▶ _Exercise_: Scan the entries below. List each line with "this".
─── Given records ───
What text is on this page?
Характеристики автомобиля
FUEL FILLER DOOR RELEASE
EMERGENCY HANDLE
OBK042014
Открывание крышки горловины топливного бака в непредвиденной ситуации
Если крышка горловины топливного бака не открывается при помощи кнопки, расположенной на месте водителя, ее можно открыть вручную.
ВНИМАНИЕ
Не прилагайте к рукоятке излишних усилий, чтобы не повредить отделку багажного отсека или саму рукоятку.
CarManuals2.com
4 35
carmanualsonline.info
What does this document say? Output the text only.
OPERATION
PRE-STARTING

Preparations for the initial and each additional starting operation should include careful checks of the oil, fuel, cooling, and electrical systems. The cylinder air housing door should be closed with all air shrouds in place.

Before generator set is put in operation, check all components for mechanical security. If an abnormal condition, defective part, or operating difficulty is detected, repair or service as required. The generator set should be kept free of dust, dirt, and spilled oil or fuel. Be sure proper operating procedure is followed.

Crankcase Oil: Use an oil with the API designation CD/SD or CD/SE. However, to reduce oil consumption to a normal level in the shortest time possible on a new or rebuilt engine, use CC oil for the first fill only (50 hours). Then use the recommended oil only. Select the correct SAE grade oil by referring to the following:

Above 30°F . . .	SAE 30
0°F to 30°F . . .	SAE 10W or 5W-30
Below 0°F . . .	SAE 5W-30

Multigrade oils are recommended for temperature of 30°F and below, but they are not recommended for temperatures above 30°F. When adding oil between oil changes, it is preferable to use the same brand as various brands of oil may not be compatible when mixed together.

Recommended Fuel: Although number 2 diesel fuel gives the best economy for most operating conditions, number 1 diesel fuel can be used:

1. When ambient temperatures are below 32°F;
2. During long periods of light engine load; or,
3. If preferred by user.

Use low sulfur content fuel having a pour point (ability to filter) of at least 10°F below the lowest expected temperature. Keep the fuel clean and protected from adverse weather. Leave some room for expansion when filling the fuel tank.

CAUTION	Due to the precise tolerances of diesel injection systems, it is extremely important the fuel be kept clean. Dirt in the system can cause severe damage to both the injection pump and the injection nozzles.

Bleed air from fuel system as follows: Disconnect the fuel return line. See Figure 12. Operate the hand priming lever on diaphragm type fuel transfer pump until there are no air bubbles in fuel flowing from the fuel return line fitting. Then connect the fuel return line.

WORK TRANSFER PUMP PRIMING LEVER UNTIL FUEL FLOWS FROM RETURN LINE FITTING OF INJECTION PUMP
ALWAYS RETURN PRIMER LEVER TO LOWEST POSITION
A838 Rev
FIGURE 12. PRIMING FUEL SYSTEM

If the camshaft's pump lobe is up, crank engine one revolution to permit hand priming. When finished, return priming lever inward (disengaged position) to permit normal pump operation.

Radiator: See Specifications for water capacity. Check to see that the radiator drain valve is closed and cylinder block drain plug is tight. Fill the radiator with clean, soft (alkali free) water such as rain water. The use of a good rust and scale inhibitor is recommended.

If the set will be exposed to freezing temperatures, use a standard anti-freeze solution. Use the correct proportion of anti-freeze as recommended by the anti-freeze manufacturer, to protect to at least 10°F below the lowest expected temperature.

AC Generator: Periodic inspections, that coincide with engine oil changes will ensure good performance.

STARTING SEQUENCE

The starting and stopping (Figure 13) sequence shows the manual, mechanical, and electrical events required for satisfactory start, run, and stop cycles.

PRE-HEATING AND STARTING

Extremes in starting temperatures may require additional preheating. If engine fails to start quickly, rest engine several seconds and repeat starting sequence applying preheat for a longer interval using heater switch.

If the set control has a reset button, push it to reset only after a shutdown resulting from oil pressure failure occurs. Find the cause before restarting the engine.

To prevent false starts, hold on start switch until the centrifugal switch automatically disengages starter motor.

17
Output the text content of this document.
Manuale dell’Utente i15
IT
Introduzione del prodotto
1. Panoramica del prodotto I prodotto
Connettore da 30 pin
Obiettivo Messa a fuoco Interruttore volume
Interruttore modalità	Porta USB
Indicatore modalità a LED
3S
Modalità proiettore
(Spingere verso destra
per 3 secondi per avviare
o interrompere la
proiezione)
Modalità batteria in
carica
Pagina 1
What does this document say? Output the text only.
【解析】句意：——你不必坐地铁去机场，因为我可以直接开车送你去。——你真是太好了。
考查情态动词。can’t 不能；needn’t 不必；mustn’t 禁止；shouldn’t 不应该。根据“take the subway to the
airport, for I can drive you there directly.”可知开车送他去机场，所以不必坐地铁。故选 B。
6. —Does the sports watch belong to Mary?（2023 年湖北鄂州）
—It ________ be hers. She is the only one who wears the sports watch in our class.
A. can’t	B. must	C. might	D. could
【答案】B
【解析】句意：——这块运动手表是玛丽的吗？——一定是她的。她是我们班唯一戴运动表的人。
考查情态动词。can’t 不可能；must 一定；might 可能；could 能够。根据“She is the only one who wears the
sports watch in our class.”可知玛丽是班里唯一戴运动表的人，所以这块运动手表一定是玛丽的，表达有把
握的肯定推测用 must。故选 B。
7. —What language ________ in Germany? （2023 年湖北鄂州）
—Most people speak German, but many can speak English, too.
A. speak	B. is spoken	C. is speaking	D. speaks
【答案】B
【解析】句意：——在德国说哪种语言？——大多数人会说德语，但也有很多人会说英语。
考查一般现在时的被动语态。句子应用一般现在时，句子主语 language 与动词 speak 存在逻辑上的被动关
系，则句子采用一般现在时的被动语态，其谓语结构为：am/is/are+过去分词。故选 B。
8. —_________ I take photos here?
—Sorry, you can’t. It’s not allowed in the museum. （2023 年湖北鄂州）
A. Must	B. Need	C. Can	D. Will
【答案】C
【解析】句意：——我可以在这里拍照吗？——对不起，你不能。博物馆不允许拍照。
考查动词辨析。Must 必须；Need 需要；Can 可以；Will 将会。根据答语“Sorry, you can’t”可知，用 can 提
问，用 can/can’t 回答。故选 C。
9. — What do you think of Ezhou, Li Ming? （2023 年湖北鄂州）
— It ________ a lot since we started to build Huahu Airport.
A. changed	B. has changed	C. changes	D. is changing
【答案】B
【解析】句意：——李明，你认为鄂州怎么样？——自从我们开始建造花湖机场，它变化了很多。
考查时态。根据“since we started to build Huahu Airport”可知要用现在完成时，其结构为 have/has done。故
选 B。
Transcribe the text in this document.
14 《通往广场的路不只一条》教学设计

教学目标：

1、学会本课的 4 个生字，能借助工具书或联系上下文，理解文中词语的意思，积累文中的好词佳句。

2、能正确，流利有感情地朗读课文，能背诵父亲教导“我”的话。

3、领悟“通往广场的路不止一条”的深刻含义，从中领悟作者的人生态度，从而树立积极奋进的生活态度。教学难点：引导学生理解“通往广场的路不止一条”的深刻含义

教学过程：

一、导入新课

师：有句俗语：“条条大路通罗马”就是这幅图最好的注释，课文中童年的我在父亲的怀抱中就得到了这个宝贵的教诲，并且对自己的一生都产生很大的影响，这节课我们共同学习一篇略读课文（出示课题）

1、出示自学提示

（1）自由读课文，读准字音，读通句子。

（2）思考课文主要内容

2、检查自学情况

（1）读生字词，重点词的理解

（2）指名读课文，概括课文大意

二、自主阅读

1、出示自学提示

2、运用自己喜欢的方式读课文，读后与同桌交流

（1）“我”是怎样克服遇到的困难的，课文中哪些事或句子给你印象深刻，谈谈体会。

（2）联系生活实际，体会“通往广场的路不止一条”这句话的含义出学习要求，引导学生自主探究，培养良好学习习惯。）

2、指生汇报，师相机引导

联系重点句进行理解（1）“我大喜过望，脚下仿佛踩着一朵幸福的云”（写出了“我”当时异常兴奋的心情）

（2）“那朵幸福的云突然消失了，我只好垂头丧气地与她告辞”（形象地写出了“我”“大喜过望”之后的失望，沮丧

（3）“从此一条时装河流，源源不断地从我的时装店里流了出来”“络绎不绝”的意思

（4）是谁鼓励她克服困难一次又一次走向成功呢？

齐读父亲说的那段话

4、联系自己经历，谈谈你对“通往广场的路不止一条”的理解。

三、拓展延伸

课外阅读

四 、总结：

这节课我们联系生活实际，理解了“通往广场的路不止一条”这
───
▶ _Task result_:
What text is on this page?
What does this document say? Output the text only.
Output the text content of this document.
What does this document say? Output the text only.
Transcribe the text in this document.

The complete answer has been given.